Available records -

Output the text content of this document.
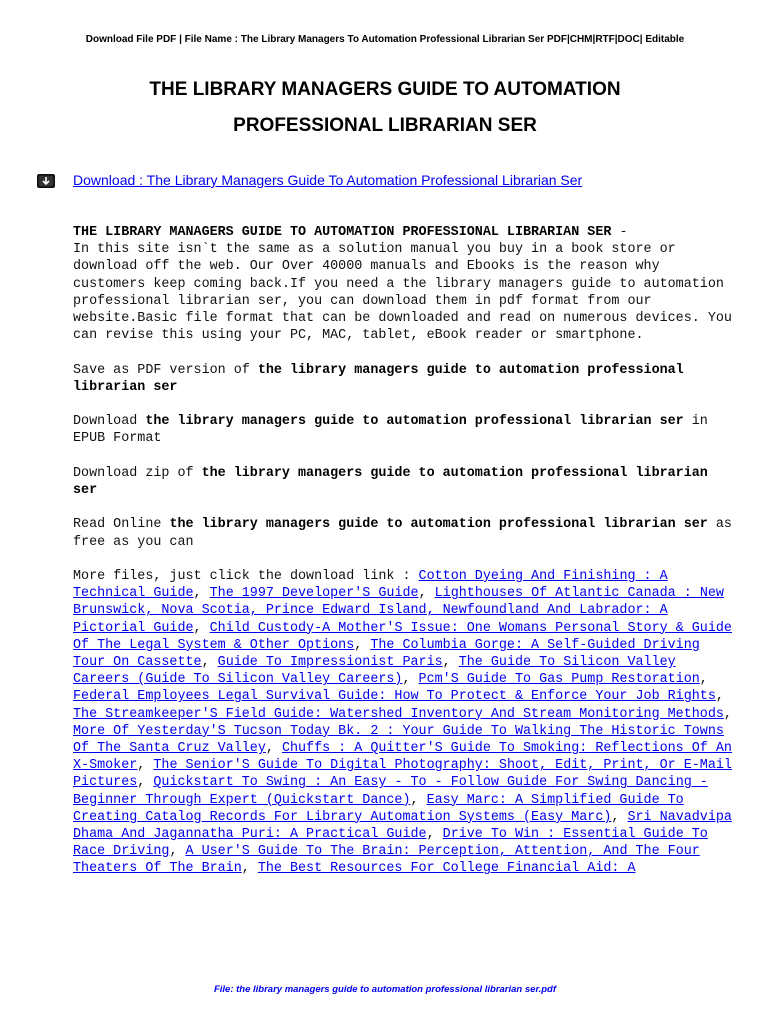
Download File PDF | File Name : The Library Managers To Automation Professional Librarian Ser PDF|CHM|RTF|DOC| Editable
THE LIBRARY MANAGERS GUIDE TO AUTOMATION
PROFESSIONAL LIBRARIAN SER
Download : The Library Managers Guide To Automation Professional Librarian Ser

THE LIBRARY MANAGERS GUIDE TO AUTOMATION PROFESSIONAL LIBRARIAN SER -
In this site isn`t the same as a solution manual you buy in a book store or download off the web. Our Over 40000 manuals and Ebooks is the reason why customers keep coming back.If you need a the library managers guide to automation professional librarian ser, you can download them in pdf format from our website.Basic file format that can be downloaded and read on numerous devices. You can revise this using your PC, MAC, tablet, eBook reader or smartphone.

Save as PDF version of the library managers guide to automation professional librarian ser

Download the library managers guide to automation professional librarian ser in EPUB Format

Download zip of the library managers guide to automation professional librarian ser

Read Online the library managers guide to automation professional librarian ser as free as you can

More files, just click the download link : Cotton Dyeing And Finishing : A Technical Guide, The 1997 Developer'S Guide, Lighthouses Of Atlantic Canada : New Brunswick, Nova Scotia, Prince Edward Island, Newfoundland And Labrador: A Pictorial Guide, Child Custody-A Mother'S Issue: One Womans Personal Story & Guide Of The Legal System & Other Options, The Columbia Gorge: A Self-Guided Driving Tour On Cassette, Guide To Impressionist Paris, The Guide To Silicon Valley Careers (Guide To Silicon Valley Careers), Pcm'S Guide To Gas Pump Restoration, Federal Employees Legal Survival Guide: How To Protect & Enforce Your Job Rights, The Streamkeeper'S Field Guide: Watershed Inventory And Stream Monitoring Methods, More Of Yesterday'S Tucson Today Bk. 2 : Your Guide To Walking The Historic Towns Of The Santa Cruz Valley, Chuffs : A Quitter'S Guide To Smoking: Reflections Of An X-Smoker, The Senior'S Guide To Digital Photography: Shoot, Edit, Print, Or E-Mail Pictures, Quickstart To Swing : An Easy - To - Follow Guide For Swing Dancing - Beginner Through Expert (Quickstart Dance), Easy Marc: A Simplified Guide To Creating Catalog Records For Library Automation Systems (Easy Marc), Sri Navadvipa Dhama And Jagannatha Puri: A Practical Guide, Drive To Win : Essential Guide To Race Driving, A User'S Guide To The Brain: Perception, Attention, And The Four Theaters Of The Brain, The Best Resources For College Financial Aid: A

File: the library managers guide to automation professional librarian ser.pdf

Task requirements -
Make an exact copy of the records shown above, without the pictures.

Right answer -
Output the text content of this document.
Download File PDF | File Name : The Library Managers To Automation Professional Librarian Ser PDF|CHM|RTF|DOC| Editable
THE LIBRARY MANAGERS GUIDE TO AUTOMATION
PROFESSIONAL LIBRARIAN SER
Download : The Library Managers Guide To Automation Professional Librarian Ser

THE LIBRARY MANAGERS GUIDE TO AUTOMATION PROFESSIONAL LIBRARIAN SER -
In this site isn`t the same as a solution manual you buy in a book store or download off the web. Our Over 40000 manuals and Ebooks is the reason why customers keep coming back.If you need a the library managers guide to automation professional librarian ser, you can download them in pdf format from our website.Basic file format that can be downloaded and read on numerous devices. You can revise this using your PC, MAC, tablet, eBook reader or smartphone.

Save as PDF version of the library managers guide to automation professional librarian ser

Download the library managers guide to automation professional librarian ser in EPUB Format

Download zip of the library managers guide to automation professional librarian ser

Read Online the library managers guide to automation professional librarian ser as free as you can

More files, just click the download link : Cotton Dyeing And Finishing : A Technical Guide, The 1997 Developer'S Guide, Lighthouses Of Atlantic Canada : New Brunswick, Nova Scotia, Prince Edward Island, Newfoundland And Labrador: A Pictorial Guide, Child Custody-A Mother'S Issue: One Womans Personal Story & Guide Of The Legal System & Other Options, The Columbia Gorge: A Self-Guided Driving Tour On Cassette, Guide To Impressionist Paris, The Guide To Silicon Valley Careers (Guide To Silicon Valley Careers), Pcm'S Guide To Gas Pump Restoration, Federal Employees Legal Survival Guide: How To Protect & Enforce Your Job Rights, The Streamkeeper'S Field Guide: Watershed Inventory And Stream Monitoring Methods, More Of Yesterday'S Tucson Today Bk. 2 : Your Guide To Walking The Historic Towns Of The Santa Cruz Valley, Chuffs : A Quitter'S Guide To Smoking: Reflections Of An X-Smoker, The Senior'S Guide To Digital Photography: Shoot, Edit, Print, Or E-Mail Pictures, Quickstart To Swing : An Easy - To - Follow Guide For Swing Dancing - Beginner Through Expert (Quickstart Dance), Easy Marc: A Simplified Guide To Creating Catalog Records For Library Automation Systems (Easy Marc), Sri Navadvipa Dhama And Jagannatha Puri: A Practical Guide, Drive To Win : Essential Guide To Race Driving, A User'S Guide To The Brain: Perception, Attention, And The Four Theaters Of The Brain, The Best Resources For College Financial Aid: A

File: the library managers guide to automation professional librarian ser.pdf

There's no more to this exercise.